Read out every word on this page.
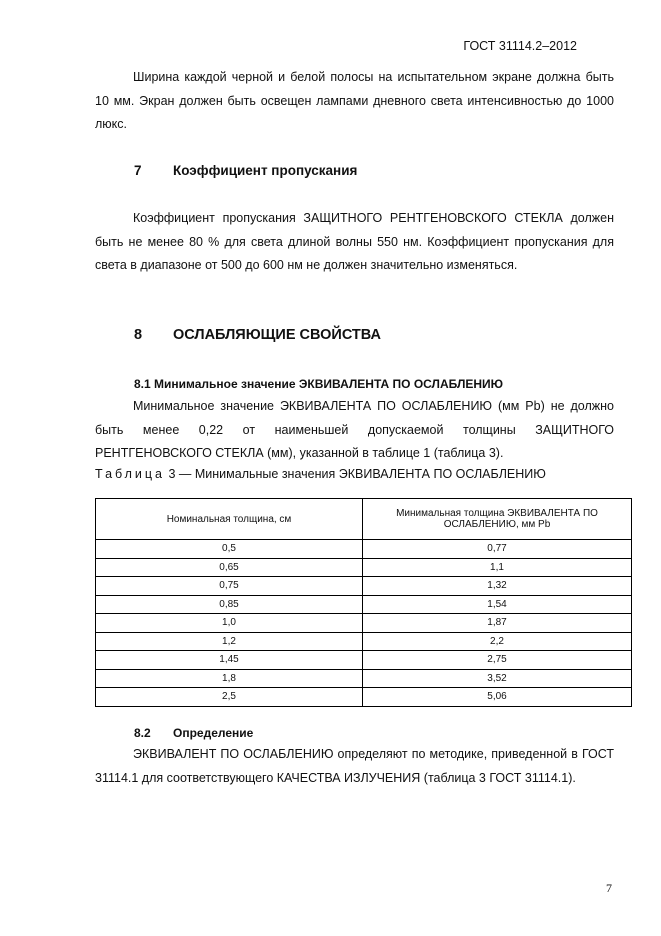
ГОСТ 31114.2–2012
Ширина каждой черной и белой полосы на испытательном экране должна быть 10 мм. Экран должен быть освещен лампами дневного света интенсивностью до 1000 люкс.
7 Коэффициент пропускания
Коэффициент пропускания ЗАЩИТНОГО РЕНТГЕНОВСКОГО СТЕКЛА должен быть не менее 80 % для света длиной волны 550 нм. Коэффициент пропускания для света в диапазоне от 500 до 600 нм не должен значительно изменяться.
8 ОСЛАБЛЯЮЩИЕ СВОЙСТВА
8.1 Минимальное значение ЭКВИВАЛЕНТА ПО ОСЛАБЛЕНИЮ
Минимальное значение ЭКВИВАЛЕНТА ПО ОСЛАБЛЕНИЮ (мм Pb) не должно быть менее 0,22 от наименьшей допускаемой толщины ЗАЩИТНОГО РЕНТГЕНОВСКОГО СТЕКЛА (мм), указанной в таблице 1 (таблица 3).
Таблица 3 — Минимальные значения ЭКВИВАЛЕНТА ПО ОСЛАБЛЕНИЮ
Номинальная толщина, см	Минимальная толщина ЭКВИВАЛЕНТА ПО ОСЛАБЛЕНИЮ, мм Pb
0,5	0,77
0,65	1,1
0,75	1,32
0,85	1,54
1,0	1,87
1,2	2,2
1,45	2,75
1,8	3,52
2,5	5,06
8.2 Определение
ЭКВИВАЛЕНТ ПО ОСЛАБЛЕНИЮ определяют по методике, приведенной в ГОСТ 31114.1 для соответствующего КАЧЕСТВА ИЗЛУЧЕНИЯ (таблица 3 ГОСТ 31114.1).
7
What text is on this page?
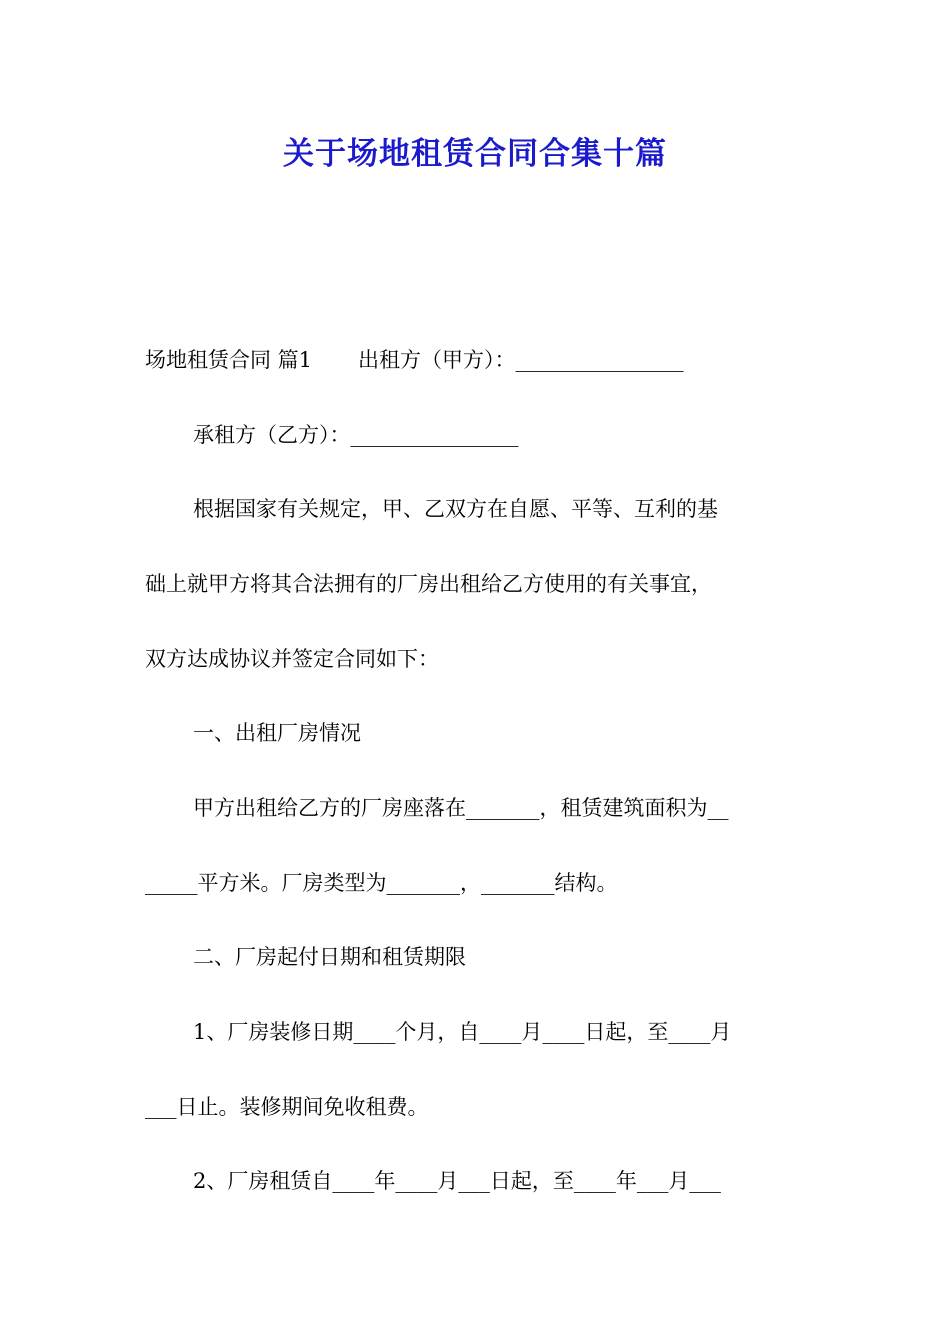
关于场地租赁合同合集十篇
场地租赁合同 篇1 出租方（甲方）：________________
承租方（乙方）：________________
根据国家有关规定，甲、乙双方在自愿、平等、互利的基
础上就甲方将其合法拥有的厂房出租给乙方使用的有关事宜，
双方达成协议并签定合同如下：
一、出租厂房情况
甲方出租给乙方的厂房座落在_______，租赁建筑面积为__
_____平方米。厂房类型为_______，_______结构。
二、厂房起付日期和租赁期限
1、厂房装修日期____个月，自____月____日起，至____月
___日止。装修期间免收租费。
2、厂房租赁自____年____月___日起，至____年___月___
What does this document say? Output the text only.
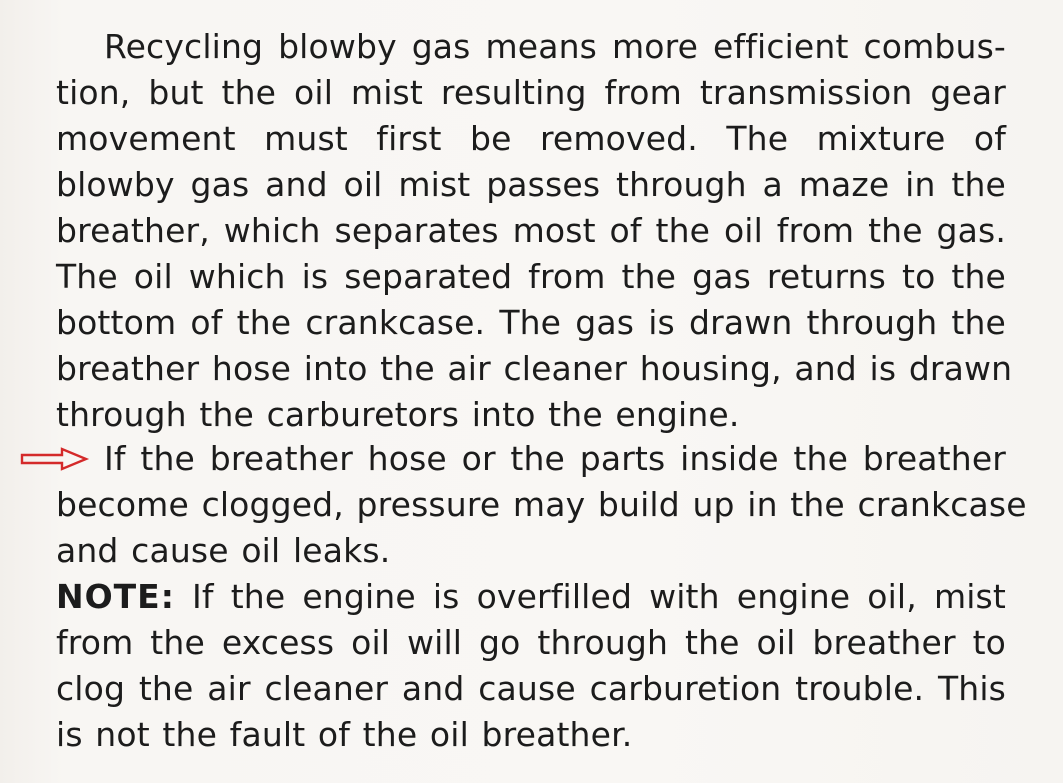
Recycling blowby gas means more efficient combus-
tion, but the oil mist resulting from transmission gear
movement must first be removed. The mixture of
blowby gas and oil mist passes through a maze in the
breather, which separates most of the oil from the gas.
The oil which is separated from the gas returns to the
bottom of the crankcase. The gas is drawn through the
breather hose into the air cleaner housing, and is drawn
through the carburetors into the engine.
If the breather hose or the parts inside the breather
become clogged, pressure may build up in the crankcase
and cause oil leaks.
NOTE: If the engine is overfilled with engine oil, mist
from the excess oil will go through the oil breather to
clog the air cleaner and cause carburetion trouble. This
is not the fault of the oil breather.
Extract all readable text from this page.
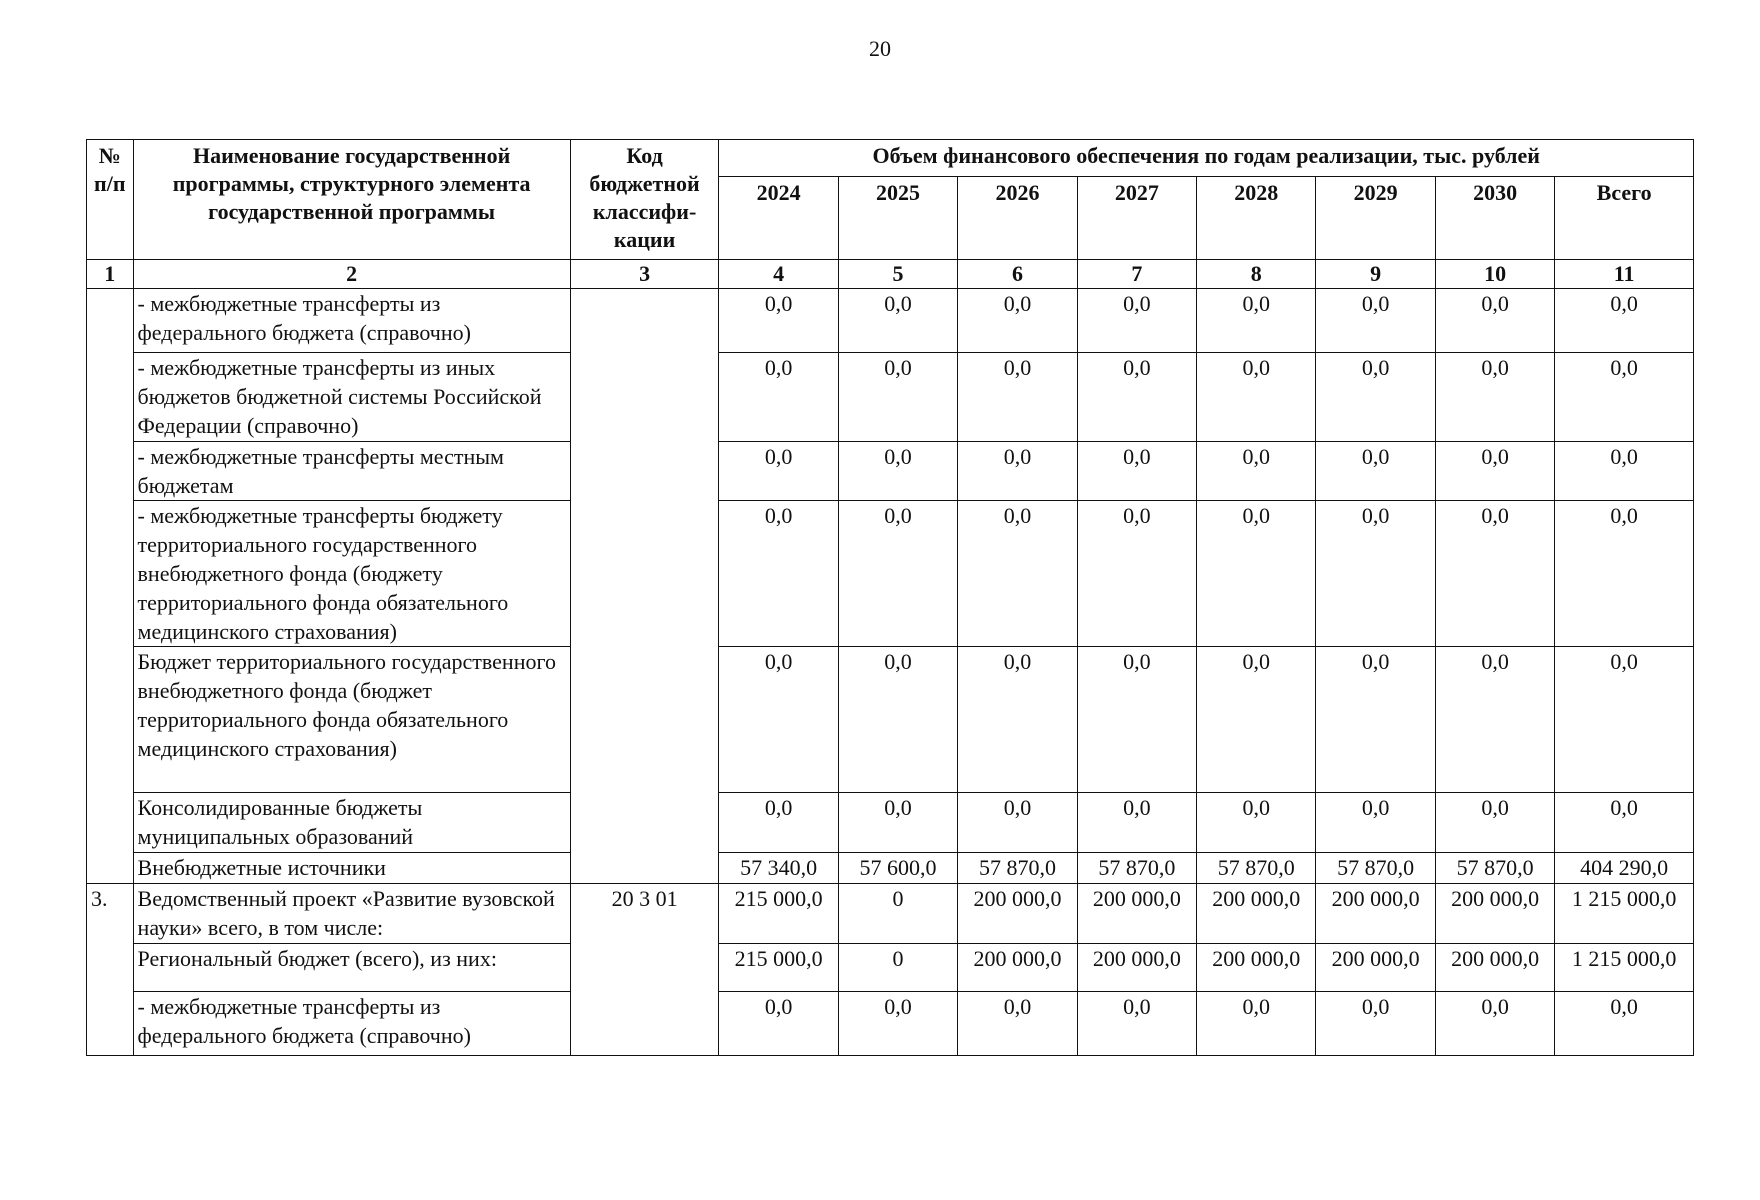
20
№ п/п	Наименование государственной программы, структурного элемента государственной программы	Код бюджетной классифи-кации	Объем финансового обеспечения по годам реализации, тыс. рублей							
			2024	2025	2026	2027	2028	2029	2030	Всего
1	2	3	4	5	6	7	8	9	10	11
	- межбюджетные трансферты из федерального бюджета (справочно)		0,0	0,0	0,0	0,0	0,0	0,0	0,0	0,0
	- межбюджетные трансферты из иных бюджетов бюджетной системы Российской Федерации (справочно)		0,0	0,0	0,0	0,0	0,0	0,0	0,0	0,0
	- межбюджетные трансферты местным бюджетам		0,0	0,0	0,0	0,0	0,0	0,0	0,0	0,0
	- межбюджетные трансферты бюджету территориального государственного внебюджетного фонда (бюджету территориального фонда обязательного медицинского страхования)		0,0	0,0	0,0	0,0	0,0	0,0	0,0	0,0
	Бюджет территориального государственного внебюджетного фонда (бюджет территориального фонда обязательного медицинского страхования)		0,0	0,0	0,0	0,0	0,0	0,0	0,0	0,0
	Консолидированные бюджеты муниципальных образований		0,0	0,0	0,0	0,0	0,0	0,0	0,0	0,0
	Внебюджетные источники		57 340,0	57 600,0	57 870,0	57 870,0	57 870,0	57 870,0	57 870,0	404 290,0
3.	Ведомственный проект «Развитие вузовской науки» всего, в том числе:	20 3 01	215 000,0	0	200 000,0	200 000,0	200 000,0	200 000,0	200 000,0	1 215 000,0
	Региональный бюджет (всего), из них:		215 000,0	0	200 000,0	200 000,0	200 000,0	200 000,0	200 000,0	1 215 000,0
	- межбюджетные трансферты из федерального бюджета (справочно)		0,0	0,0	0,0	0,0	0,0	0,0	0,0	0,0
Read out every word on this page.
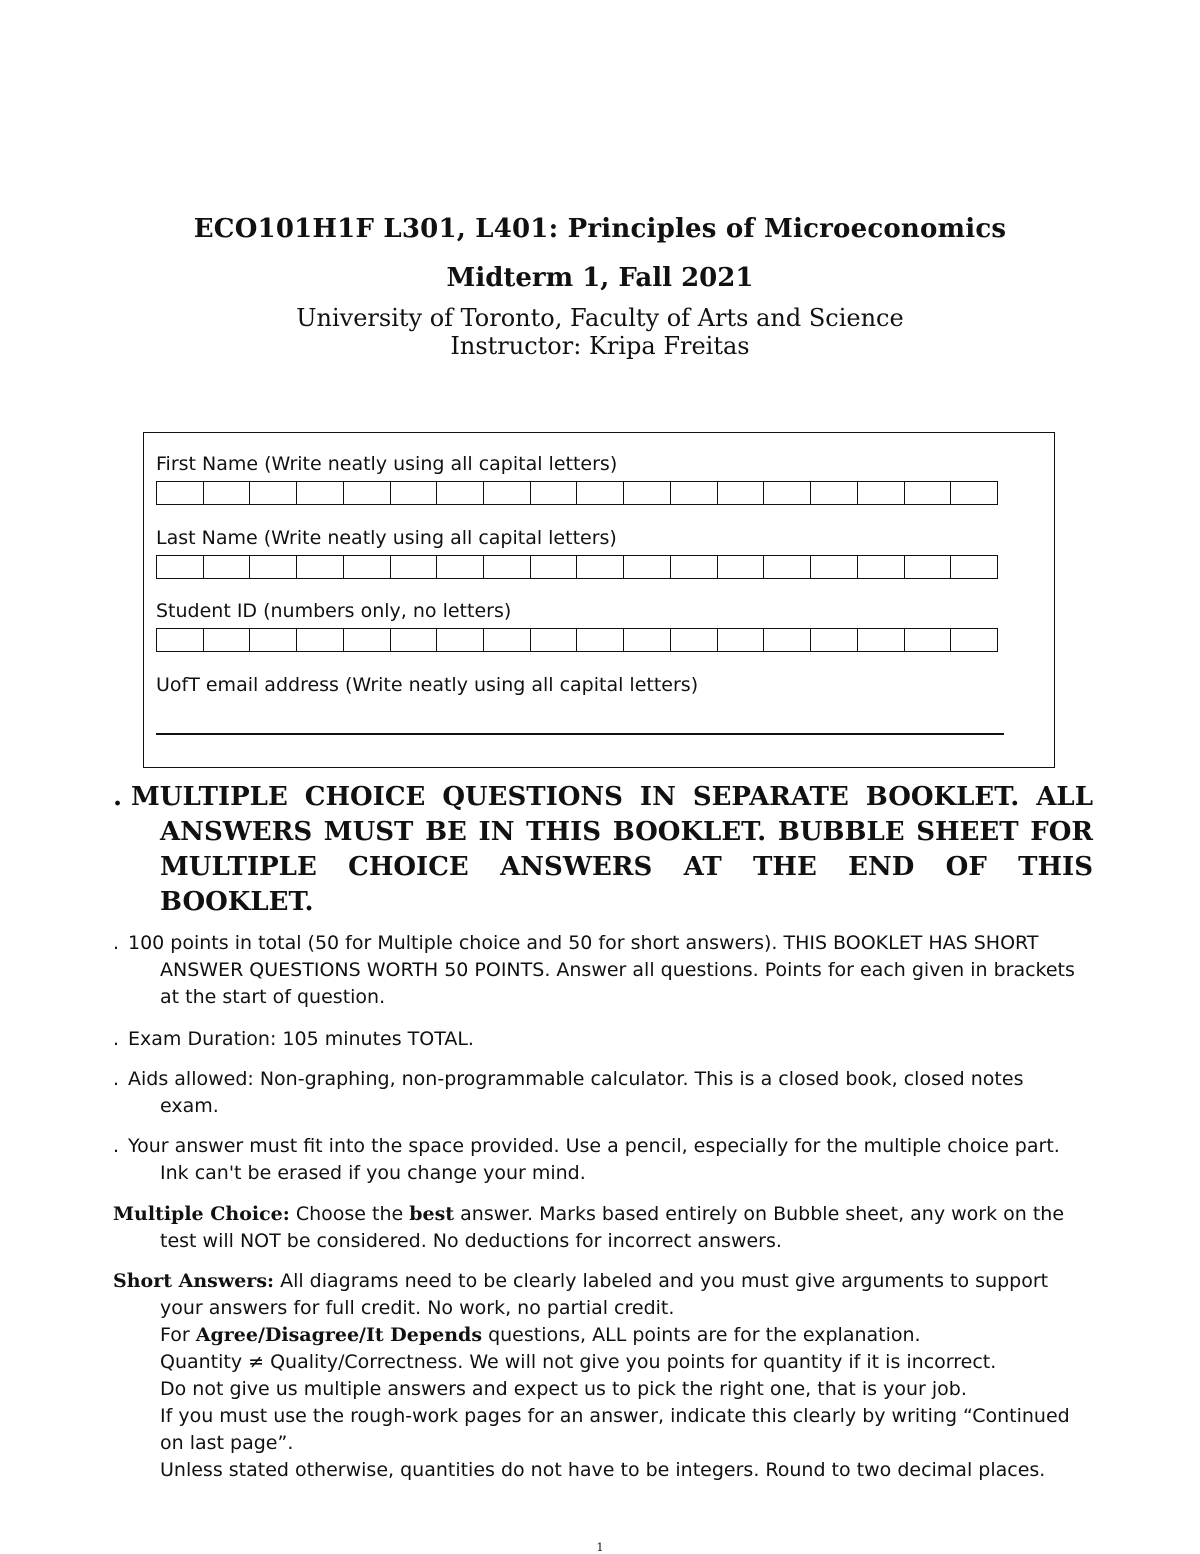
ECO101H1F L301, L401: Principles of Microeconomics
Midterm 1, Fall 2021
University of Toronto, Faculty of Arts and Science
Instructor: Kripa Freitas
First Name (Write neatly using all capital letters)
Last Name (Write neatly using all capital letters)
Student ID (numbers only, no letters)
UofT email address (Write neatly using all capital letters)
. MULTIPLE CHOICE QUESTIONS IN SEPARATE BOOKLET. ALL ANSWERS MUST BE IN THIS BOOKLET. BUBBLE SHEET FOR MULTIPLE CHOICE ANSWERS AT THE END OF THIS BOOKLET.
. 100 points in total (50 for Multiple choice and 50 for short answers). THIS BOOKLET HAS SHORT ANSWER QUESTIONS WORTH 50 POINTS. Answer all questions. Points for each given in brackets at the start of question.
. Exam Duration: 105 minutes TOTAL.
. Aids allowed: Non-graphing, non-programmable calculator. This is a closed book, closed notes exam.
. Your answer must fit into the space provided. Use a pencil, especially for the multiple choice part. Ink can't be erased if you change your mind.
Multiple Choice: Choose the best answer. Marks based entirely on Bubble sheet, any work on the test will NOT be considered. No deductions for incorrect answers.
Short Answers: All diagrams need to be clearly labeled and you must give arguments to support your answers for full credit. No work, no partial credit.
For Agree/Disagree/It Depends questions, ALL points are for the explanation.
Quantity ≠ Quality/Correctness. We will not give you points for quantity if it is incorrect.
Do not give us multiple answers and expect us to pick the right one, that is your job.
If you must use the rough-work pages for an answer, indicate this clearly by writing “Continued on last page”.
Unless stated otherwise, quantities do not have to be integers. Round to two decimal places.
1
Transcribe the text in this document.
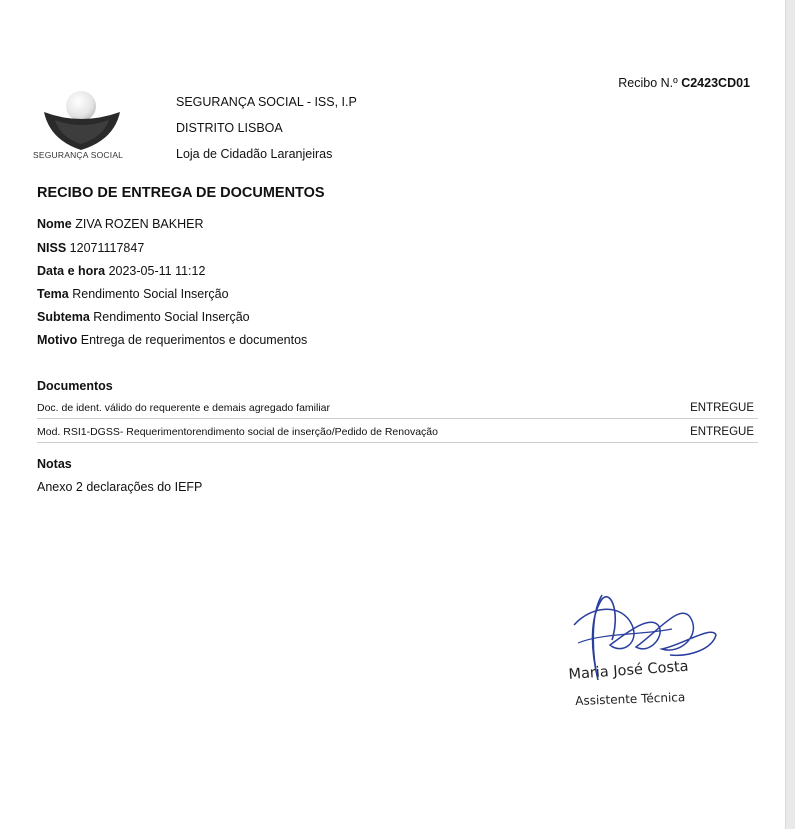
Recibo N.º C2423CD01
SEGURANÇA SOCIAL
SEGURANÇA SOCIAL - ISS, I.P
DISTRITO LISBOA
Loja de Cidadão Laranjeiras
RECIBO DE ENTREGA DE DOCUMENTOS
Nome ZIVA ROZEN BAKHER
NISS 12071117847
Data e hora 2023-05-11 11:12
Tema Rendimento Social Inserção
Subtema Rendimento Social Inserção
Motivo Entrega de requerimentos e documentos
Documentos
Doc. de ident. válido do requerente e demais agregado familiar	ENTREGUE
Mod. RSI1-DGSS- Requerimentorendimento social de inserção/Pedido de Renovação	ENTREGUE
Notas
Anexo 2 declarações do IEFP
Maria José Costa
Assistente Técnica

* * *

Reproduce each line from the records that contains the word "capital".

First Name (Write neatly using all capital letters)
Last Name (Write neatly using all capital letters)
UofT email address (Write neatly using all capital letters)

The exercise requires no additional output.